-- Prompt --
From the entries below, pull out each line where "jobb" appears.

-- Dataset rows --

====

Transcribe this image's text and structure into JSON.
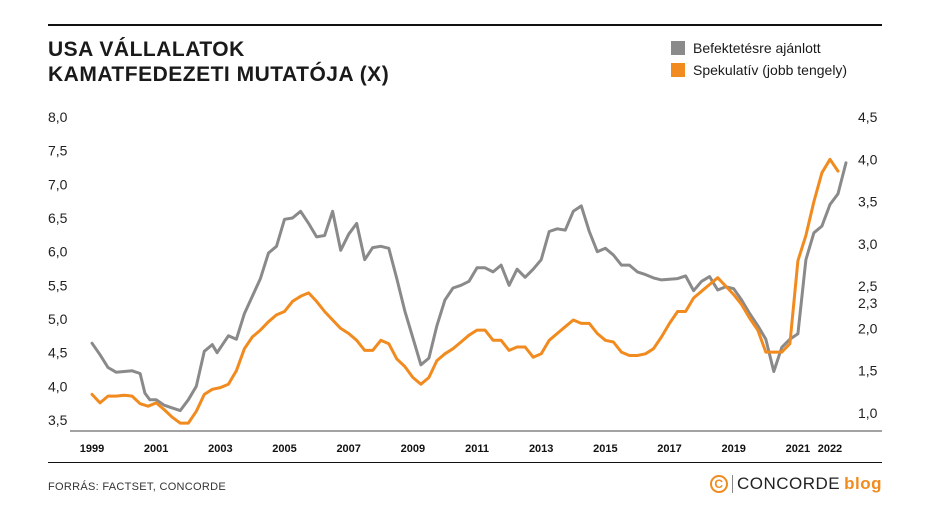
{
  "title_line1": "USA VÁLLALATOK",
  "title_line2": "KAMATFEDEZETI MUTATÓJA (X)",
  "legend": [
    {
      "label": "Befektetésre ajánlott",
      "color": "#8a8a8a"
    },
    {
      "label": "Spekulatív (jobb tengely)",
      "color": "#f18b1f"
    }
  ],
  "source": "FORRÁS: FACTSET, CONCORDE",
  "brand": {
    "mark": "C",
    "name": "CONCORDE",
    "suffix": "blog"
  },
  "chart_data": {
    "type": "line",
    "x_tick_labels": [
      "1999",
      "2001",
      "2003",
      "2005",
      "2007",
      "2009",
      "2011",
      "2013",
      "2015",
      "2017",
      "2019",
      "2021",
      "2022"
    ],
    "x_tick_years": [
      1999,
      2001,
      2003,
      2005,
      2007,
      2009,
      2011,
      2013,
      2015,
      2017,
      2019,
      2021,
      2022
    ],
    "x_range": [
      1998.5,
      2023.0
    ],
    "y_left": {
      "ticks": [
        "3,5",
        "4,0",
        "4,5",
        "5,0",
        "5,5",
        "6,0",
        "6,5",
        "7,0",
        "7,5",
        "8,0"
      ],
      "range": [
        3.5,
        8.0
      ]
    },
    "y_right": {
      "ticks": [
        "1,0",
        "1,5",
        "2,0",
        "2,3",
        "2,5",
        "3,0",
        "3,5",
        "4,0",
        "4,5"
      ],
      "tick_values": [
        1.0,
        1.5,
        2.0,
        2.3,
        2.5,
        3.0,
        3.5,
        4.0,
        4.5
      ],
      "range": [
        0.9,
        4.5
      ]
    },
    "series": [
      {
        "name": "Befektetésre ajánlott",
        "axis": "left",
        "color": "#8a8a8a",
        "points": [
          [
            1999.0,
            4.64
          ],
          [
            1999.25,
            4.47
          ],
          [
            1999.5,
            4.28
          ],
          [
            1999.75,
            4.21
          ],
          [
            2000.0,
            4.22
          ],
          [
            2000.25,
            4.23
          ],
          [
            2000.5,
            4.19
          ],
          [
            2000.65,
            3.9
          ],
          [
            2000.8,
            3.8
          ],
          [
            2001.0,
            3.8
          ],
          [
            2001.25,
            3.72
          ],
          [
            2001.5,
            3.68
          ],
          [
            2001.75,
            3.64
          ],
          [
            2002.0,
            3.8
          ],
          [
            2002.25,
            4.0
          ],
          [
            2002.5,
            4.52
          ],
          [
            2002.75,
            4.62
          ],
          [
            2002.9,
            4.5
          ],
          [
            2003.25,
            4.75
          ],
          [
            2003.5,
            4.7
          ],
          [
            2003.75,
            5.08
          ],
          [
            2004.0,
            5.34
          ],
          [
            2004.25,
            5.6
          ],
          [
            2004.5,
            5.98
          ],
          [
            2004.75,
            6.08
          ],
          [
            2005.0,
            6.48
          ],
          [
            2005.25,
            6.5
          ],
          [
            2005.5,
            6.6
          ],
          [
            2005.75,
            6.42
          ],
          [
            2006.0,
            6.22
          ],
          [
            2006.25,
            6.24
          ],
          [
            2006.5,
            6.6
          ],
          [
            2006.75,
            6.02
          ],
          [
            2007.0,
            6.26
          ],
          [
            2007.25,
            6.42
          ],
          [
            2007.5,
            5.88
          ],
          [
            2007.75,
            6.06
          ],
          [
            2008.0,
            6.08
          ],
          [
            2008.25,
            6.05
          ],
          [
            2008.5,
            5.6
          ],
          [
            2008.75,
            5.12
          ],
          [
            2009.0,
            4.72
          ],
          [
            2009.25,
            4.32
          ],
          [
            2009.5,
            4.42
          ],
          [
            2009.75,
            4.9
          ],
          [
            2010.0,
            5.28
          ],
          [
            2010.25,
            5.46
          ],
          [
            2010.5,
            5.5
          ],
          [
            2010.75,
            5.56
          ],
          [
            2011.0,
            5.76
          ],
          [
            2011.25,
            5.76
          ],
          [
            2011.5,
            5.7
          ],
          [
            2011.75,
            5.8
          ],
          [
            2012.0,
            5.5
          ],
          [
            2012.25,
            5.74
          ],
          [
            2012.5,
            5.62
          ],
          [
            2012.75,
            5.74
          ],
          [
            2013.0,
            5.88
          ],
          [
            2013.25,
            6.3
          ],
          [
            2013.5,
            6.34
          ],
          [
            2013.75,
            6.32
          ],
          [
            2014.0,
            6.6
          ],
          [
            2014.25,
            6.68
          ],
          [
            2014.5,
            6.3
          ],
          [
            2014.75,
            6.0
          ],
          [
            2015.0,
            6.05
          ],
          [
            2015.25,
            5.95
          ],
          [
            2015.5,
            5.8
          ],
          [
            2015.75,
            5.8
          ],
          [
            2016.0,
            5.7
          ],
          [
            2016.25,
            5.66
          ],
          [
            2016.5,
            5.61
          ],
          [
            2016.75,
            5.58
          ],
          [
            2017.0,
            5.59
          ],
          [
            2017.25,
            5.6
          ],
          [
            2017.5,
            5.64
          ],
          [
            2017.75,
            5.42
          ],
          [
            2018.0,
            5.56
          ],
          [
            2018.25,
            5.63
          ],
          [
            2018.5,
            5.43
          ],
          [
            2018.75,
            5.48
          ],
          [
            2019.0,
            5.45
          ],
          [
            2019.25,
            5.28
          ],
          [
            2019.5,
            5.08
          ],
          [
            2019.75,
            4.9
          ],
          [
            2020.0,
            4.7
          ],
          [
            2020.25,
            4.22
          ],
          [
            2020.5,
            4.58
          ],
          [
            2020.75,
            4.7
          ],
          [
            2021.0,
            4.78
          ],
          [
            2021.25,
            5.88
          ],
          [
            2021.5,
            6.28
          ],
          [
            2021.75,
            6.38
          ],
          [
            2022.0,
            6.7
          ],
          [
            2022.25,
            6.86
          ],
          [
            2022.5,
            7.32
          ]
        ]
      },
      {
        "name": "Spekulatív (jobb tengely)",
        "axis": "right",
        "color": "#f18b1f",
        "points": [
          [
            1999.0,
            1.22
          ],
          [
            1999.25,
            1.12
          ],
          [
            1999.5,
            1.2
          ],
          [
            1999.75,
            1.2
          ],
          [
            2000.0,
            1.21
          ],
          [
            2000.25,
            1.2
          ],
          [
            2000.5,
            1.11
          ],
          [
            2000.75,
            1.08
          ],
          [
            2001.0,
            1.12
          ],
          [
            2001.25,
            1.04
          ],
          [
            2001.5,
            0.95
          ],
          [
            2001.75,
            0.88
          ],
          [
            2002.0,
            0.88
          ],
          [
            2002.25,
            1.02
          ],
          [
            2002.5,
            1.22
          ],
          [
            2002.75,
            1.28
          ],
          [
            2003.0,
            1.3
          ],
          [
            2003.25,
            1.34
          ],
          [
            2003.5,
            1.5
          ],
          [
            2003.75,
            1.76
          ],
          [
            2004.0,
            1.9
          ],
          [
            2004.25,
            1.98
          ],
          [
            2004.5,
            2.08
          ],
          [
            2004.75,
            2.16
          ],
          [
            2005.0,
            2.2
          ],
          [
            2005.25,
            2.32
          ],
          [
            2005.5,
            2.38
          ],
          [
            2005.75,
            2.42
          ],
          [
            2006.0,
            2.32
          ],
          [
            2006.25,
            2.2
          ],
          [
            2006.5,
            2.1
          ],
          [
            2006.75,
            2.0
          ],
          [
            2007.0,
            1.94
          ],
          [
            2007.25,
            1.86
          ],
          [
            2007.5,
            1.74
          ],
          [
            2007.75,
            1.74
          ],
          [
            2008.0,
            1.86
          ],
          [
            2008.25,
            1.82
          ],
          [
            2008.5,
            1.64
          ],
          [
            2008.75,
            1.55
          ],
          [
            2009.0,
            1.42
          ],
          [
            2009.25,
            1.34
          ],
          [
            2009.5,
            1.42
          ],
          [
            2009.75,
            1.62
          ],
          [
            2010.0,
            1.7
          ],
          [
            2010.25,
            1.76
          ],
          [
            2010.5,
            1.84
          ],
          [
            2010.75,
            1.92
          ],
          [
            2011.0,
            1.98
          ],
          [
            2011.25,
            1.98
          ],
          [
            2011.5,
            1.86
          ],
          [
            2011.75,
            1.86
          ],
          [
            2012.0,
            1.74
          ],
          [
            2012.25,
            1.78
          ],
          [
            2012.5,
            1.78
          ],
          [
            2012.75,
            1.66
          ],
          [
            2013.0,
            1.7
          ],
          [
            2013.25,
            1.86
          ],
          [
            2013.5,
            1.94
          ],
          [
            2013.75,
            2.02
          ],
          [
            2014.0,
            2.1
          ],
          [
            2014.25,
            2.06
          ],
          [
            2014.5,
            2.06
          ],
          [
            2014.75,
            1.94
          ],
          [
            2015.0,
            1.86
          ],
          [
            2015.25,
            1.84
          ],
          [
            2015.5,
            1.72
          ],
          [
            2015.75,
            1.68
          ],
          [
            2016.0,
            1.68
          ],
          [
            2016.25,
            1.7
          ],
          [
            2016.5,
            1.76
          ],
          [
            2016.75,
            1.9
          ],
          [
            2017.0,
            2.06
          ],
          [
            2017.25,
            2.2
          ],
          [
            2017.5,
            2.2
          ],
          [
            2017.75,
            2.36
          ],
          [
            2018.0,
            2.44
          ],
          [
            2018.25,
            2.52
          ],
          [
            2018.5,
            2.6
          ],
          [
            2018.75,
            2.5
          ],
          [
            2019.0,
            2.4
          ],
          [
            2019.25,
            2.28
          ],
          [
            2019.5,
            2.12
          ],
          [
            2019.75,
            1.98
          ],
          [
            2020.0,
            1.72
          ],
          [
            2020.25,
            1.72
          ],
          [
            2020.5,
            1.72
          ],
          [
            2020.75,
            1.82
          ],
          [
            2021.0,
            2.8
          ],
          [
            2021.25,
            3.1
          ],
          [
            2021.5,
            3.5
          ],
          [
            2021.75,
            3.84
          ],
          [
            2022.0,
            4.0
          ],
          [
            2022.25,
            3.86
          ]
        ]
      }
    ]
  }
}
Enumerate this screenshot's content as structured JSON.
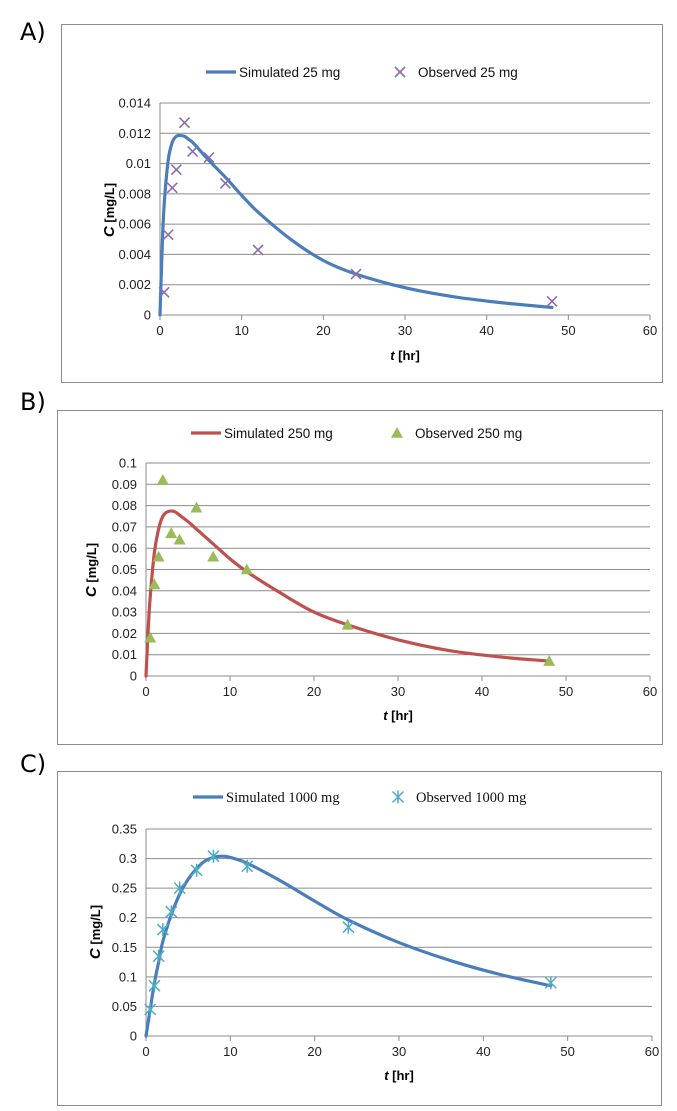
{
  "chart_data": [
    {
      "panel_label": "A)",
      "type": "scatter",
      "xlabel_italic": "t",
      "xlabel_unit": "[hr]",
      "ylabel_italic": "C",
      "ylabel_unit": "[mg/L]",
      "xlim": [
        0,
        60
      ],
      "xticks": [
        0,
        10,
        20,
        30,
        40,
        50,
        60
      ],
      "ylim": [
        0,
        0.014
      ],
      "yticks": [
        0,
        0.002,
        0.004,
        0.006,
        0.008,
        0.01,
        0.012,
        0.014
      ],
      "ytick_labels": [
        "0",
        "0.002",
        "0.004",
        "0.006",
        "0.008",
        "0.01",
        "0.012",
        "0.014"
      ],
      "grid": "horizontal",
      "legend_position": "top-center",
      "legend_font": "sans",
      "colors": {
        "line": "#4a7ebb",
        "marker": "#8e6bb0"
      },
      "series": [
        {
          "name": "Simulated 25 mg",
          "kind": "line",
          "color": "#4a7ebb",
          "x": [
            0,
            0.25,
            0.5,
            1,
            1.5,
            2,
            2.5,
            3,
            3.5,
            4,
            5,
            6,
            8,
            10,
            12,
            16,
            20,
            24,
            30,
            36,
            42,
            48
          ],
          "y": [
            0,
            0.0042,
            0.0072,
            0.0102,
            0.0114,
            0.0118,
            0.01185,
            0.0118,
            0.0116,
            0.0114,
            0.0108,
            0.0102,
            0.0091,
            0.0079,
            0.0068,
            0.005,
            0.0036,
            0.0027,
            0.0018,
            0.0012,
            0.0008,
            0.0005
          ]
        },
        {
          "name": "Observed 25 mg",
          "kind": "marker",
          "marker": "x",
          "color": "#8e6bb0",
          "x": [
            0.5,
            1,
            1.5,
            2,
            3,
            4,
            6,
            8,
            12,
            24,
            48
          ],
          "y": [
            0.0015,
            0.0053,
            0.0084,
            0.0096,
            0.0127,
            0.0108,
            0.0104,
            0.0087,
            0.0043,
            0.0027,
            0.0009
          ]
        }
      ]
    },
    {
      "panel_label": "B)",
      "type": "scatter",
      "xlabel_italic": "t",
      "xlabel_unit": "[hr]",
      "ylabel_italic": "C",
      "ylabel_unit": "[mg/L]",
      "xlim": [
        0,
        60
      ],
      "xticks": [
        0,
        10,
        20,
        30,
        40,
        50,
        60
      ],
      "ylim": [
        0,
        0.1
      ],
      "yticks": [
        0,
        0.01,
        0.02,
        0.03,
        0.04,
        0.05,
        0.06,
        0.07,
        0.08,
        0.09,
        0.1
      ],
      "ytick_labels": [
        "0",
        "0.01",
        "0.02",
        "0.03",
        "0.04",
        "0.05",
        "0.06",
        "0.07",
        "0.08",
        "0.09",
        "0.1"
      ],
      "grid": "horizontal",
      "legend_position": "top-center",
      "legend_font": "sans",
      "colors": {
        "line": "#c0504d",
        "marker": "#9bbb59"
      },
      "series": [
        {
          "name": "Simulated 250 mg",
          "kind": "line",
          "color": "#c0504d",
          "x": [
            0,
            0.25,
            0.5,
            1,
            1.5,
            2,
            2.5,
            3,
            3.5,
            4,
            5,
            6,
            8,
            10,
            12,
            16,
            20,
            24,
            30,
            36,
            42,
            48
          ],
          "y": [
            0,
            0.021,
            0.037,
            0.058,
            0.069,
            0.075,
            0.077,
            0.0775,
            0.077,
            0.0755,
            0.0725,
            0.069,
            0.062,
            0.055,
            0.049,
            0.039,
            0.03,
            0.024,
            0.017,
            0.012,
            0.009,
            0.007
          ]
        },
        {
          "name": "Observed 250 mg",
          "kind": "marker",
          "marker": "triangle",
          "color": "#9bbb59",
          "x": [
            0.5,
            1,
            1.5,
            2,
            3,
            4,
            6,
            8,
            12,
            24,
            48
          ],
          "y": [
            0.018,
            0.043,
            0.056,
            0.092,
            0.067,
            0.064,
            0.079,
            0.056,
            0.05,
            0.024,
            0.007
          ]
        }
      ]
    },
    {
      "panel_label": "C)",
      "type": "scatter",
      "xlabel_italic": "t",
      "xlabel_unit": "[hr]",
      "ylabel_italic": "C",
      "ylabel_unit": "[mg/L]",
      "xlim": [
        0,
        60
      ],
      "xticks": [
        0,
        10,
        20,
        30,
        40,
        50,
        60
      ],
      "ylim": [
        0,
        0.35
      ],
      "yticks": [
        0,
        0.05,
        0.1,
        0.15,
        0.2,
        0.25,
        0.3,
        0.35
      ],
      "ytick_labels": [
        "0",
        "0.05",
        "0.1",
        "0.15",
        "0.2",
        "0.25",
        "0.3",
        "0.35"
      ],
      "grid": "horizontal",
      "legend_position": "top-center",
      "legend_font": "serif",
      "colors": {
        "line": "#4a7ebb",
        "marker": "#4bacc6"
      },
      "series": [
        {
          "name": "Simulated 1000 mg",
          "kind": "line",
          "color": "#4a7ebb",
          "x": [
            0,
            0.5,
            1,
            1.5,
            2,
            3,
            4,
            5,
            6,
            7,
            8,
            9,
            10,
            12,
            16,
            20,
            24,
            30,
            36,
            42,
            48
          ],
          "y": [
            0,
            0.045,
            0.09,
            0.125,
            0.16,
            0.205,
            0.24,
            0.265,
            0.283,
            0.296,
            0.302,
            0.304,
            0.302,
            0.292,
            0.262,
            0.228,
            0.196,
            0.158,
            0.128,
            0.104,
            0.085
          ]
        },
        {
          "name": "Observed 1000 mg",
          "kind": "marker",
          "marker": "asterisk",
          "color": "#4bacc6",
          "x": [
            0.5,
            1,
            1.5,
            2,
            3,
            4,
            6,
            8,
            12,
            24,
            48
          ],
          "y": [
            0.045,
            0.085,
            0.135,
            0.18,
            0.21,
            0.25,
            0.28,
            0.304,
            0.287,
            0.184,
            0.09
          ]
        }
      ]
    }
  ]
}
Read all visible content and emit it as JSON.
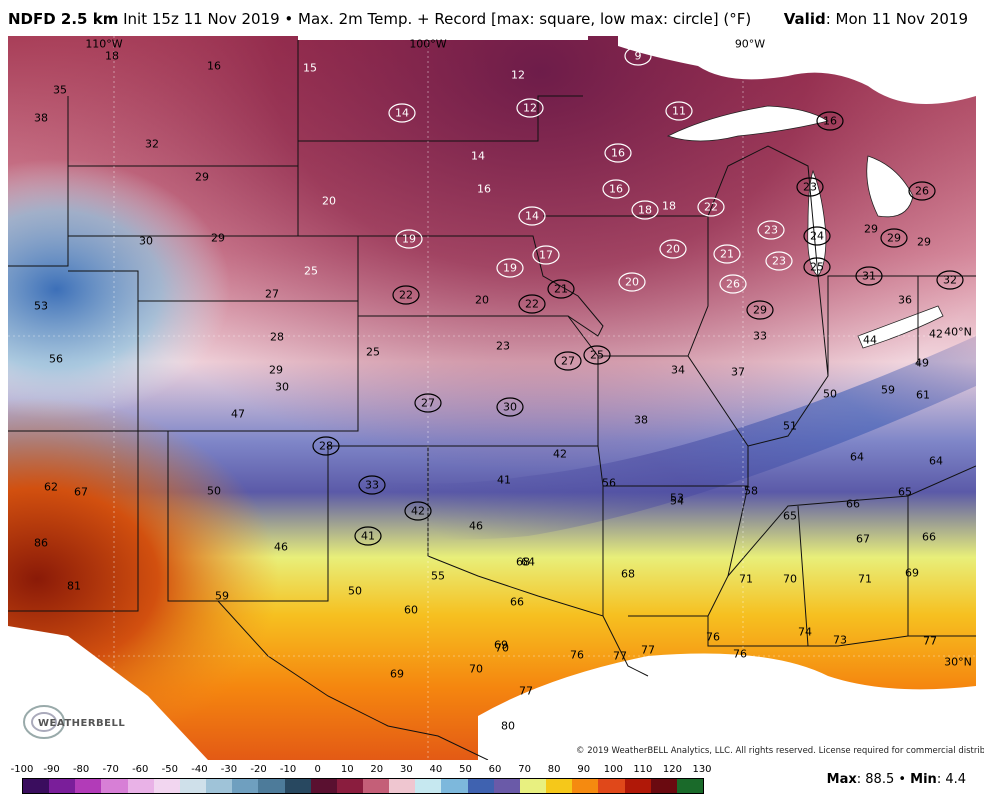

====

-- Problem solution --
      "label": "Spekulatív (jobb tengely)",
        "name": "Spekulatív (jobb tengely)",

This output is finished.